Reproduce all the lines below exactly and omit the images.

-- Start of Given data --

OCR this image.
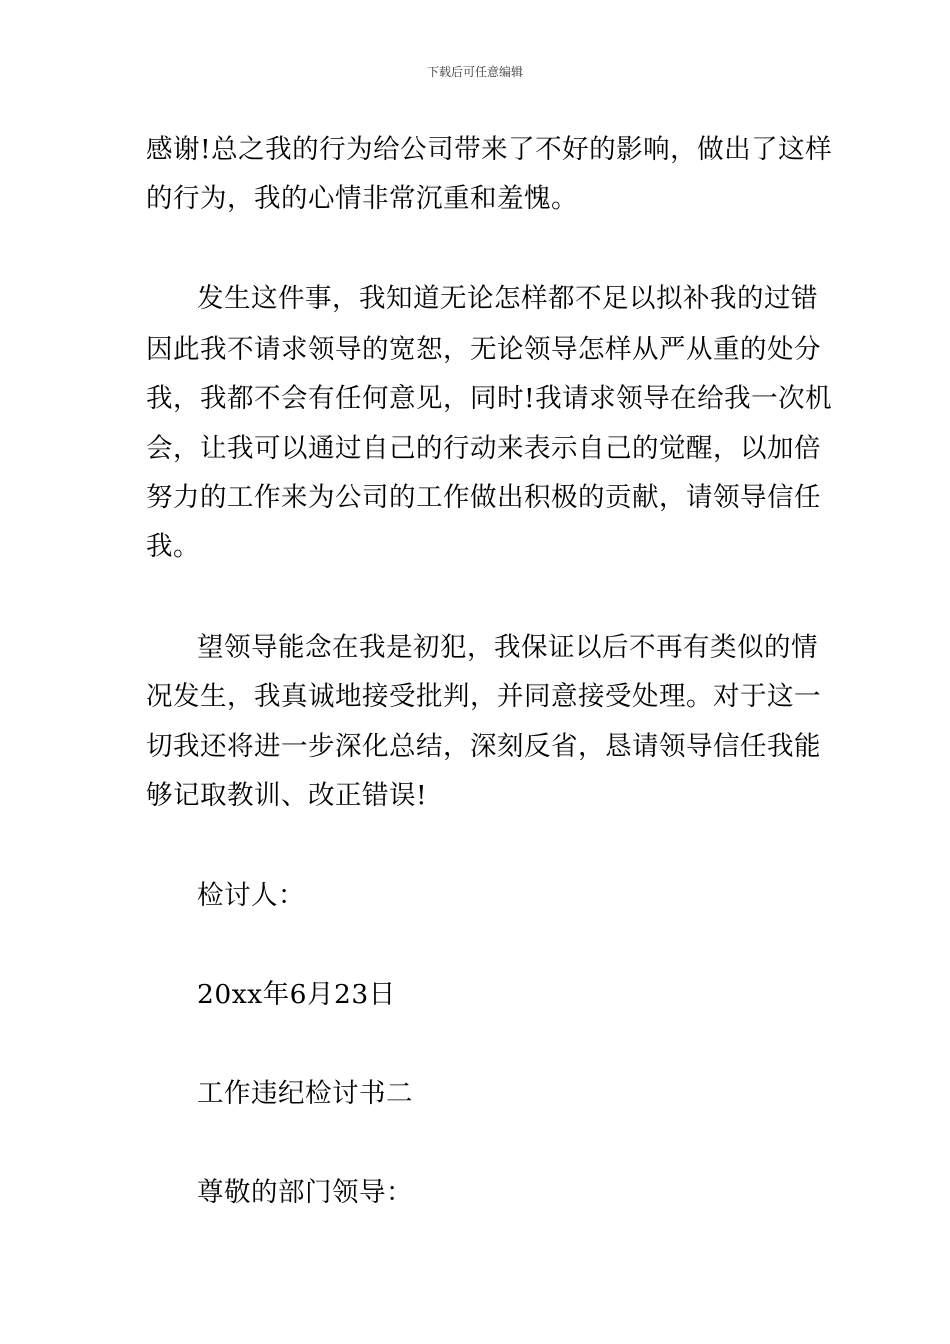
下载后可任意编辑
感谢!总之我的行为给公司带来了不好的影响，做出了这样
的行为，我的心情非常沉重和羞愧。
发生这件事，我知道无论怎样都不足以拟补我的过错
因此我不请求领导的宽恕，无论领导怎样从严从重的处分
我，我都不会有任何意见，同时!我请求领导在给我一次机
会，让我可以通过自己的行动来表示自己的觉醒，以加倍
努力的工作来为公司的工作做出积极的贡献，请领导信任
我。
望领导能念在我是初犯，我保证以后不再有类似的情
况发生，我真诚地接受批判，并同意接受处理。对于这一
切我还将进一步深化总结，深刻反省，恳请领导信任我能
够记取教训、改正错误!
检讨人：
20xx年6月23日
工作违纪检讨书二
尊敬的部门领导：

-- End of Given data --

=== Reply to the exercise ===
OCR this image.
下载后可任意编辑
感谢!总之我的行为给公司带来了不好的影响，做出了这样
的行为，我的心情非常沉重和羞愧。
发生这件事，我知道无论怎样都不足以拟补我的过错
因此我不请求领导的宽恕，无论领导怎样从严从重的处分
我，我都不会有任何意见，同时!我请求领导在给我一次机
会，让我可以通过自己的行动来表示自己的觉醒，以加倍
努力的工作来为公司的工作做出积极的贡献，请领导信任
我。
望领导能念在我是初犯，我保证以后不再有类似的情
况发生，我真诚地接受批判，并同意接受处理。对于这一
切我还将进一步深化总结，深刻反省，恳请领导信任我能
够记取教训、改正错误!
检讨人：
20xx年6月23日
工作违纪检讨书二
尊敬的部门领导：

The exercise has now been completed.